■ **Brano estratto**:
-=-=-=-=-
NOTEVOLE è che nella pagina di Bellosi questo discorso sulle sostanze segua un’acuta riflessione sulla «concordanza e conciliazione» fra emozioni e pensiero come condizione ineludibile per avvicinarsi ai problemi conoscitivi ed esistenziali della vita, nello specifico della realtà della depressione (altro tema, per inciso, frequente in David Foster Wallace), contro il «linguaggio glaciale» della psichiatria che si tiene a distanza dall’intimo del vissuto. Non si tratta di una sfumatura espressiva, ma di un linguaggio che deriva da (e al tempo stesso la rafforza) una concezione della medicina e della salute fondata su tabelle e dati quantitativi.

UN’IDEA DI SALUTE che mette al centro l’interesse delle case farmaceutiche nel vendere farmaci presentati come la panacea di tutti i mali: dal Prozac agli attuali OxiContin e Fentanil, responsabili oggi di una nuova crisi da dipendenza negli Usa. Parafrasando una celebre battuta di Boskov, si definisce malattia ciò che il Manuale diagnostico e statistico dei disturbi mentali (Dsm) dice che sia; esempio calzante è la tristezza derivante da un lutto: nel Dsm III (1980) veniva diagnosticata come malattia dopo un anno, nel Dsm V (2013) è il tempo di elaborazione del lutto, prima che sia diagnosticata la malattia, è sceso a due settimane. Allo stesso modo, la cocaina è una droga illegale, l’antidepressivo no; anche se Piero Cipriano può parafrasare la pagina iniziale di Zero zero zero di Saviano sulla cocaina descrivendo la diffusione massiva di «legali» antidepressivi, ansiolitici, antipsicotici o stabilizzatori dell’umore: cioè quel «manicomio chimico» che ha reintrodotto la segregazione fisica abolita dalla legge Basaglia.
-=-=-=-=-
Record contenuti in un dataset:
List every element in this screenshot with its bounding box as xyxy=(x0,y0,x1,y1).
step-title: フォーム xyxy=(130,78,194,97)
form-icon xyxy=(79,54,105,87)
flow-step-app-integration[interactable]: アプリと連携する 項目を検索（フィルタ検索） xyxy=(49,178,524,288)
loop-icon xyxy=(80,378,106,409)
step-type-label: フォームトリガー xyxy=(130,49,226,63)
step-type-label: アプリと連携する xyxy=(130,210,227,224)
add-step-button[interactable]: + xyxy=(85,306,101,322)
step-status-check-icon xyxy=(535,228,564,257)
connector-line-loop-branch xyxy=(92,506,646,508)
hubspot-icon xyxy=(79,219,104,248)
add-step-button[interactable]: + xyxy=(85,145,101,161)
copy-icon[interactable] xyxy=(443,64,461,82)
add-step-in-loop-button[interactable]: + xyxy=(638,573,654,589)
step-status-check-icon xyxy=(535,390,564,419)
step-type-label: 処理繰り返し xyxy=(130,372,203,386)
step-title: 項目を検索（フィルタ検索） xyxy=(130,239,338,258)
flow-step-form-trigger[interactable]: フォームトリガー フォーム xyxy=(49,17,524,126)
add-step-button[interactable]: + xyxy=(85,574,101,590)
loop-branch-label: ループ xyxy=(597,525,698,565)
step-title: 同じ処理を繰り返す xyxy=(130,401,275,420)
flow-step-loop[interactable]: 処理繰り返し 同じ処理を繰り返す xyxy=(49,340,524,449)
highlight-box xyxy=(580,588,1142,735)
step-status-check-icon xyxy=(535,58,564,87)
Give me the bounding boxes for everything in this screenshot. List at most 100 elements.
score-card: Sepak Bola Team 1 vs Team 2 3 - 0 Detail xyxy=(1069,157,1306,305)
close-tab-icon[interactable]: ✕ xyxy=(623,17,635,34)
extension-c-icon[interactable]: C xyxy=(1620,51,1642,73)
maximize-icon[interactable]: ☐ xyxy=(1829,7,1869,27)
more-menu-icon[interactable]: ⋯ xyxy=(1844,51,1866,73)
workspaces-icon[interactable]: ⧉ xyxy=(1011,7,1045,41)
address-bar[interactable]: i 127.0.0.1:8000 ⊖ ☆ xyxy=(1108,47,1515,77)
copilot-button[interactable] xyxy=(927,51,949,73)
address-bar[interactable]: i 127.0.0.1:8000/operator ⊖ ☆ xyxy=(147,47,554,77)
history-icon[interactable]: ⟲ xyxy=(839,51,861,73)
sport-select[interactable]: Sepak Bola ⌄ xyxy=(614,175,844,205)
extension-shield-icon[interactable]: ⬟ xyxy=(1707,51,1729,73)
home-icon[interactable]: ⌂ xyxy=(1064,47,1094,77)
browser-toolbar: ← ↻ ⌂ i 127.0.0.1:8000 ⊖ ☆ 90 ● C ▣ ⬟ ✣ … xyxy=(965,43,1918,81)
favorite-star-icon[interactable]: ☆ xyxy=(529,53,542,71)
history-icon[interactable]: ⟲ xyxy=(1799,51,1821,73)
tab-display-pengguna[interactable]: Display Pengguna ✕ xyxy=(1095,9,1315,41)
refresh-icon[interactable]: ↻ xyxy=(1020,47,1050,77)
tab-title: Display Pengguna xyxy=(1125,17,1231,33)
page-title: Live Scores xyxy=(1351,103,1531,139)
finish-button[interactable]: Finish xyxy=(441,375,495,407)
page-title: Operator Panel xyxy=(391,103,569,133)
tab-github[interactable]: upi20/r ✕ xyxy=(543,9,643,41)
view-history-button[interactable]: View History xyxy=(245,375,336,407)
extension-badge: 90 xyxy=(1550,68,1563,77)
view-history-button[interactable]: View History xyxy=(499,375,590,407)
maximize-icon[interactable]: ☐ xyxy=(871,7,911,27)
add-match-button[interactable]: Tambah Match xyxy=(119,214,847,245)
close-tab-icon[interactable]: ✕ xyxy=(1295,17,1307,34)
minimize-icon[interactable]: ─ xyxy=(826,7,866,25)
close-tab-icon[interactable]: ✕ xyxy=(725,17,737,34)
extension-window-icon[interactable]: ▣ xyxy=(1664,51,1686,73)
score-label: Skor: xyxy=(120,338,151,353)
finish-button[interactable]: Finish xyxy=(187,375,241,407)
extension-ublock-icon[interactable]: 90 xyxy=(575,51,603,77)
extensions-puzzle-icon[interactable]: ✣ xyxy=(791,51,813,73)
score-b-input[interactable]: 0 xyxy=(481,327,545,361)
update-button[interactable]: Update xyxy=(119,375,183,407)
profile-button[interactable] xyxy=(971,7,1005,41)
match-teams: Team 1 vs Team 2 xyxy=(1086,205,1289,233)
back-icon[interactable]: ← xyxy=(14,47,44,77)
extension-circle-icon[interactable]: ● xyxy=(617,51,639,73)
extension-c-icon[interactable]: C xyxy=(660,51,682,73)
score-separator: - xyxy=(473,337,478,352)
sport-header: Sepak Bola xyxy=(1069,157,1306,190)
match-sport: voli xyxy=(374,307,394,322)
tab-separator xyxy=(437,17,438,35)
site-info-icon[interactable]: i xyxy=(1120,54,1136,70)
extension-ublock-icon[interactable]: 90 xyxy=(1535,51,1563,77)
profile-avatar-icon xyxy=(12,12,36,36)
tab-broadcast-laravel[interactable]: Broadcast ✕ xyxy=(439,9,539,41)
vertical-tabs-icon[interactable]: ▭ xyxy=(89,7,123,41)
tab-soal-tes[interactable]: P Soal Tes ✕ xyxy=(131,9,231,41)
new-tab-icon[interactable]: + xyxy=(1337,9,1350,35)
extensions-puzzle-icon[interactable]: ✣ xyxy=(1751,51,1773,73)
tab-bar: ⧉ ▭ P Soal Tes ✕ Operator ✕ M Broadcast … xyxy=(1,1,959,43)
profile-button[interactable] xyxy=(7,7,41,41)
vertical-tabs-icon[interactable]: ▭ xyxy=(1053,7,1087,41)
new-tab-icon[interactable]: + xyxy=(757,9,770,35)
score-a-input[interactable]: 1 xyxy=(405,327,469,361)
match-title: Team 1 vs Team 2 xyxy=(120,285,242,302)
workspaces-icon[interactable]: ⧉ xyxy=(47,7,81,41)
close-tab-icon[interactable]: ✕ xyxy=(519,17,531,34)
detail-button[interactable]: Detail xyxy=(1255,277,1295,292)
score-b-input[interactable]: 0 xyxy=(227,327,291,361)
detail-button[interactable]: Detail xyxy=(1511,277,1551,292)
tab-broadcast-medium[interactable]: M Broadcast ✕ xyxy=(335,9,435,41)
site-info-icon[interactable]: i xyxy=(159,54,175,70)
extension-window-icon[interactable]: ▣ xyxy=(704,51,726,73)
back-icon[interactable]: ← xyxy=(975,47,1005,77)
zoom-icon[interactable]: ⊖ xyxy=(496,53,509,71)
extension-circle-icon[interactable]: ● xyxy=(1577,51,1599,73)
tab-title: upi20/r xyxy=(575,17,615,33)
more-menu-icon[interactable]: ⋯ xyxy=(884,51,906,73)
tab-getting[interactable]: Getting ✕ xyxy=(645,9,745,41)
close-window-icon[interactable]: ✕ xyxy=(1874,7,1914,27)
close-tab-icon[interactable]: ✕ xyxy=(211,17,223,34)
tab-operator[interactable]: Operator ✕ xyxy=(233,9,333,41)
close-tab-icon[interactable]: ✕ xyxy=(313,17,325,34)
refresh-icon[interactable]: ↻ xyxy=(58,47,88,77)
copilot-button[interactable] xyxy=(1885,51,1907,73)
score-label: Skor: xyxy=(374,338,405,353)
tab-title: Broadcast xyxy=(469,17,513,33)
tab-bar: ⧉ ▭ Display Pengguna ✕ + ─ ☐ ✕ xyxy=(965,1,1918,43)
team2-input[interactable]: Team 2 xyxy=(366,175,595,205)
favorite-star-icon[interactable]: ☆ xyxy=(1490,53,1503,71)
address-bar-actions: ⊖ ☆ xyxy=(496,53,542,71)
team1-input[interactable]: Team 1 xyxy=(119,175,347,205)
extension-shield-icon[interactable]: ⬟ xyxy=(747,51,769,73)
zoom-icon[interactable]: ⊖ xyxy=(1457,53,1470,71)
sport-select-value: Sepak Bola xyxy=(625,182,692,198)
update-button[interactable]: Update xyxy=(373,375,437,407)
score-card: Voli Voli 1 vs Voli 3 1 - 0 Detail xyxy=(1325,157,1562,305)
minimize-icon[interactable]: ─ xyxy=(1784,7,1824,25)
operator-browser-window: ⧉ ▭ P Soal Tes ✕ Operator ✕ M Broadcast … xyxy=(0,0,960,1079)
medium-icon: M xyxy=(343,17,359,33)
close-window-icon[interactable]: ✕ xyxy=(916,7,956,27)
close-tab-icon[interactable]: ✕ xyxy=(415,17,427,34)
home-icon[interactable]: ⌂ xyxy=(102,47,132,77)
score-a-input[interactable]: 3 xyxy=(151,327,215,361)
-=-=-=-=-
■ **Consegna**:
Elenca tutti i tipi di farmaci «legali» che il brano indica come diffusi in modo massiccio.

■ **Soluzione**:
Antidepressivi, ansiolitici, antipsicotici, stabilizzatori dell'umore.